Exercise objective: Copy all lines that contain the word "Drehmoment".

Figure content listings:
------------------------------------------------
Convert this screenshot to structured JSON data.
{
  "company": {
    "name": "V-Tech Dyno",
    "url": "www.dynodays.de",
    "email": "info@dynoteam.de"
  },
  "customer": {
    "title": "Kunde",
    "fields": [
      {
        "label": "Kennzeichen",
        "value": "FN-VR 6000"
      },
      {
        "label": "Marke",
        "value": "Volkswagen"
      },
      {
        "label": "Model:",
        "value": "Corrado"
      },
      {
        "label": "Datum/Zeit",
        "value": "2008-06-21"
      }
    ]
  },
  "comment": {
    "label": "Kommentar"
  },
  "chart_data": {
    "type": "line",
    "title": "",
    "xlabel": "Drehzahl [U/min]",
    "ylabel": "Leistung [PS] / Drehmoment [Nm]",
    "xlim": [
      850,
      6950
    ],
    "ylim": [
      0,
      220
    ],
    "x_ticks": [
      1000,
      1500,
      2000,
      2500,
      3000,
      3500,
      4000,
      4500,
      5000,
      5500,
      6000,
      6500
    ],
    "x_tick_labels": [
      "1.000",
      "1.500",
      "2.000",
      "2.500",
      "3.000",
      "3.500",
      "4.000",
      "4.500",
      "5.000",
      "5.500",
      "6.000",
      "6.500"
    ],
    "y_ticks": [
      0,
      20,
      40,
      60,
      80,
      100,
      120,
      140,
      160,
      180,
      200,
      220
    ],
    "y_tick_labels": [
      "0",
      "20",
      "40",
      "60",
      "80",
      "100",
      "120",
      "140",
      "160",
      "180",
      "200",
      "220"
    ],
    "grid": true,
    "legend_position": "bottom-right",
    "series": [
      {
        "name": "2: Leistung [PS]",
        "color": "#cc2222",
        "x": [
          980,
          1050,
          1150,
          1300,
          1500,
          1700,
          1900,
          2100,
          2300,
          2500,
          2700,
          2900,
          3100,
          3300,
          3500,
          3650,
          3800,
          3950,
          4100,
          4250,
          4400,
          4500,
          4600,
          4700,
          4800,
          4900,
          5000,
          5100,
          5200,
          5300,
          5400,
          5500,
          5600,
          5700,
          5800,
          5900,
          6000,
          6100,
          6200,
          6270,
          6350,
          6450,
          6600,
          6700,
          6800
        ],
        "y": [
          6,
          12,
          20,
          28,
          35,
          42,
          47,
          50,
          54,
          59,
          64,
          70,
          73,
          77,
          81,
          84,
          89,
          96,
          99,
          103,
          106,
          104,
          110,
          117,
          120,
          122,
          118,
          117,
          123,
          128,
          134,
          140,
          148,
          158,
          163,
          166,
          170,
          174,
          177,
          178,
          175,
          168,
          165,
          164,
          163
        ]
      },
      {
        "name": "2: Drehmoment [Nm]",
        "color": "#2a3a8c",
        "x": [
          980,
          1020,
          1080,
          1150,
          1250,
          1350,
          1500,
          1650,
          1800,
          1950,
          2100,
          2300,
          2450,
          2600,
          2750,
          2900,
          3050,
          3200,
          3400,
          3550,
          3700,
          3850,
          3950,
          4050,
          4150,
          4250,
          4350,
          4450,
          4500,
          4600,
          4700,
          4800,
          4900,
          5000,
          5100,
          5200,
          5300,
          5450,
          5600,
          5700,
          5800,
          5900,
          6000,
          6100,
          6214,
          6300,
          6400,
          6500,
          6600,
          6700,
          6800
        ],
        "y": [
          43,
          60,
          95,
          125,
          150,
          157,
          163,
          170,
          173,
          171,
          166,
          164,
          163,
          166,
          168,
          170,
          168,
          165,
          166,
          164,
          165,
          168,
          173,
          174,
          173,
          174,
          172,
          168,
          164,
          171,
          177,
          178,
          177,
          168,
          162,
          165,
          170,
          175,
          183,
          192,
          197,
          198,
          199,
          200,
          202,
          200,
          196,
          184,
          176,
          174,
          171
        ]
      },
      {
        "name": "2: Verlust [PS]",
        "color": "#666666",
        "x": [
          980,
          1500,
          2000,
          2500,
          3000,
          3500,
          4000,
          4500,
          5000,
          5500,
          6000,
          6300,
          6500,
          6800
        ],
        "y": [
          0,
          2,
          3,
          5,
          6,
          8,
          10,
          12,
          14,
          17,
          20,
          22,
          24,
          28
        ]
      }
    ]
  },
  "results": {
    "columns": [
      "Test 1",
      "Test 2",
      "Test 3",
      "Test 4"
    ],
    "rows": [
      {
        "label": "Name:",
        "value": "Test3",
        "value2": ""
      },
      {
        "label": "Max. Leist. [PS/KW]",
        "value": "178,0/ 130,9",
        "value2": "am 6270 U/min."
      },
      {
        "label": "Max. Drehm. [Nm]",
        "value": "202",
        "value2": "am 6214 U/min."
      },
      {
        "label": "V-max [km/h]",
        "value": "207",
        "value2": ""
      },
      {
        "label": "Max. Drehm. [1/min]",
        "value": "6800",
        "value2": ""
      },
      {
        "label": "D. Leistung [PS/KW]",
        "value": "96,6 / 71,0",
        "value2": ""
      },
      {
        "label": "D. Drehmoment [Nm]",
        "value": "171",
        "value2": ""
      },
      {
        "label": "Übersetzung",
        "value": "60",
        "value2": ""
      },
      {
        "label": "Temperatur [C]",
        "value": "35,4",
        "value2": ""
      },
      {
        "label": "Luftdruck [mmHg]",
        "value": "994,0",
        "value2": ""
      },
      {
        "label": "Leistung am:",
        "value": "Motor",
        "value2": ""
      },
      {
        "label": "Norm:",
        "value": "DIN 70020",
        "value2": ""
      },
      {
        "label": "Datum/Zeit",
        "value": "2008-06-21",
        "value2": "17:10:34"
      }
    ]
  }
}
------------------------------------------------
Correct answer:
    "ylabel": "Leistung [PS] / Drehmoment [Nm]",
        "name": "2: Drehmoment [Nm]",
        "label": "D. Drehmoment [Nm]",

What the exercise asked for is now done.